Carry none of the pictures over; set down the material below exactly.

· · · · ·

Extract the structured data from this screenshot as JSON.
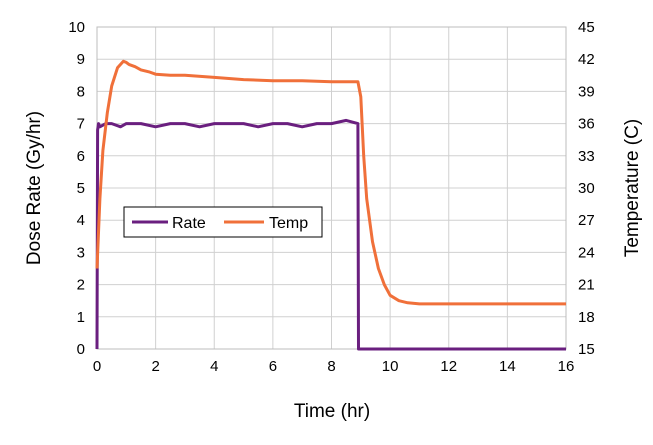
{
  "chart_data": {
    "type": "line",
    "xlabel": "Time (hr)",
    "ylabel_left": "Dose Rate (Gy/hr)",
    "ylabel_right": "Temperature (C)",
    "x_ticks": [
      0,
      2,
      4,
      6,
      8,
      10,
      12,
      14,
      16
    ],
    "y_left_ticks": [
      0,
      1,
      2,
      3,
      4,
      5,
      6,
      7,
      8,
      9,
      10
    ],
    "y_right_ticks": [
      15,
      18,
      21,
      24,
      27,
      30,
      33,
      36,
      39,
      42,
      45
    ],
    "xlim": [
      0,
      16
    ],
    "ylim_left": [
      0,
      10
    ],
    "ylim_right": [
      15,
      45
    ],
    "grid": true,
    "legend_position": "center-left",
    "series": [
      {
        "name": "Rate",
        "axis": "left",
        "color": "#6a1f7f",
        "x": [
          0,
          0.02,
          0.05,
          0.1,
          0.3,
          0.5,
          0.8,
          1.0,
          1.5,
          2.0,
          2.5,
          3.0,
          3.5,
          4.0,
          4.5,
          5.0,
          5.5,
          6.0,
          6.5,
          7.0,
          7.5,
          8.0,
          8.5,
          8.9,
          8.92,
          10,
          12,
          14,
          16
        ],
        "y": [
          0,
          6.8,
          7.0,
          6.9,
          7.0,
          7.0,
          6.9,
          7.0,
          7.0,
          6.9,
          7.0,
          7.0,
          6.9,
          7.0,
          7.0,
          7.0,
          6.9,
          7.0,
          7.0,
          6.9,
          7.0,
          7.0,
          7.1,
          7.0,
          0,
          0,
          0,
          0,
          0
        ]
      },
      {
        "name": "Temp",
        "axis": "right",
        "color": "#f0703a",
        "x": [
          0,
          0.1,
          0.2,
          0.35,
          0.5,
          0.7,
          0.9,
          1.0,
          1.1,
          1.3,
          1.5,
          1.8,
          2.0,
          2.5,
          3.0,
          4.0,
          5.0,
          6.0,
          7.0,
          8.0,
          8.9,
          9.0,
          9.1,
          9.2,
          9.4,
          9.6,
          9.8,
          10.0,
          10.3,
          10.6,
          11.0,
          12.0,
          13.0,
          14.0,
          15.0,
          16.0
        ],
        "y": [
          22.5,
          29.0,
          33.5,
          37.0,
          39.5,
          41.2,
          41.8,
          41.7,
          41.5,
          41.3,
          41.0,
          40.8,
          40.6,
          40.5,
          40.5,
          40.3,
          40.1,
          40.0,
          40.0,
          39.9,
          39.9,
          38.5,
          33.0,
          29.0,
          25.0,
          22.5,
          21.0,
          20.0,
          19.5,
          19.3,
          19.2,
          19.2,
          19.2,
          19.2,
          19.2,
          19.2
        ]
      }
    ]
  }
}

· · · · ·

## Worked solution
Extract the structured data from this screenshot as JSON.
{
  "chart_data": {
    "type": "line",
    "xlabel": "Time (hr)",
    "ylabel_left": "Dose Rate (Gy/hr)",
    "ylabel_right": "Temperature (C)",
    "x_ticks": [
      0,
      2,
      4,
      6,
      8,
      10,
      12,
      14,
      16
    ],
    "y_left_ticks": [
      0,
      1,
      2,
      3,
      4,
      5,
      6,
      7,
      8,
      9,
      10
    ],
    "y_right_ticks": [
      15,
      18,
      21,
      24,
      27,
      30,
      33,
      36,
      39,
      42,
      45
    ],
    "xlim": [
      0,
      16
    ],
    "ylim_left": [
      0,
      10
    ],
    "ylim_right": [
      15,
      45
    ],
    "grid": true,
    "legend_position": "center-left",
    "series": [
      {
        "name": "Rate",
        "axis": "left",
        "color": "#6a1f7f",
        "x": [
          0,
          0.02,
          0.05,
          0.1,
          0.3,
          0.5,
          0.8,
          1.0,
          1.5,
          2.0,
          2.5,
          3.0,
          3.5,
          4.0,
          4.5,
          5.0,
          5.5,
          6.0,
          6.5,
          7.0,
          7.5,
          8.0,
          8.5,
          8.9,
          8.92,
          10,
          12,
          14,
          16
        ],
        "y": [
          0,
          6.8,
          7.0,
          6.9,
          7.0,
          7.0,
          6.9,
          7.0,
          7.0,
          6.9,
          7.0,
          7.0,
          6.9,
          7.0,
          7.0,
          7.0,
          6.9,
          7.0,
          7.0,
          6.9,
          7.0,
          7.0,
          7.1,
          7.0,
          0,
          0,
          0,
          0,
          0
        ]
      },
      {
        "name": "Temp",
        "axis": "right",
        "color": "#f0703a",
        "x": [
          0,
          0.1,
          0.2,
          0.35,
          0.5,
          0.7,
          0.9,
          1.0,
          1.1,
          1.3,
          1.5,
          1.8,
          2.0,
          2.5,
          3.0,
          4.0,
          5.0,
          6.0,
          7.0,
          8.0,
          8.9,
          9.0,
          9.1,
          9.2,
          9.4,
          9.6,
          9.8,
          10.0,
          10.3,
          10.6,
          11.0,
          12.0,
          13.0,
          14.0,
          15.0,
          16.0
        ],
        "y": [
          22.5,
          29.0,
          33.5,
          37.0,
          39.5,
          41.2,
          41.8,
          41.7,
          41.5,
          41.3,
          41.0,
          40.8,
          40.6,
          40.5,
          40.5,
          40.3,
          40.1,
          40.0,
          40.0,
          39.9,
          39.9,
          38.5,
          33.0,
          29.0,
          25.0,
          22.5,
          21.0,
          20.0,
          19.5,
          19.3,
          19.2,
          19.2,
          19.2,
          19.2,
          19.2,
          19.2
        ]
      }
    ]
  }
}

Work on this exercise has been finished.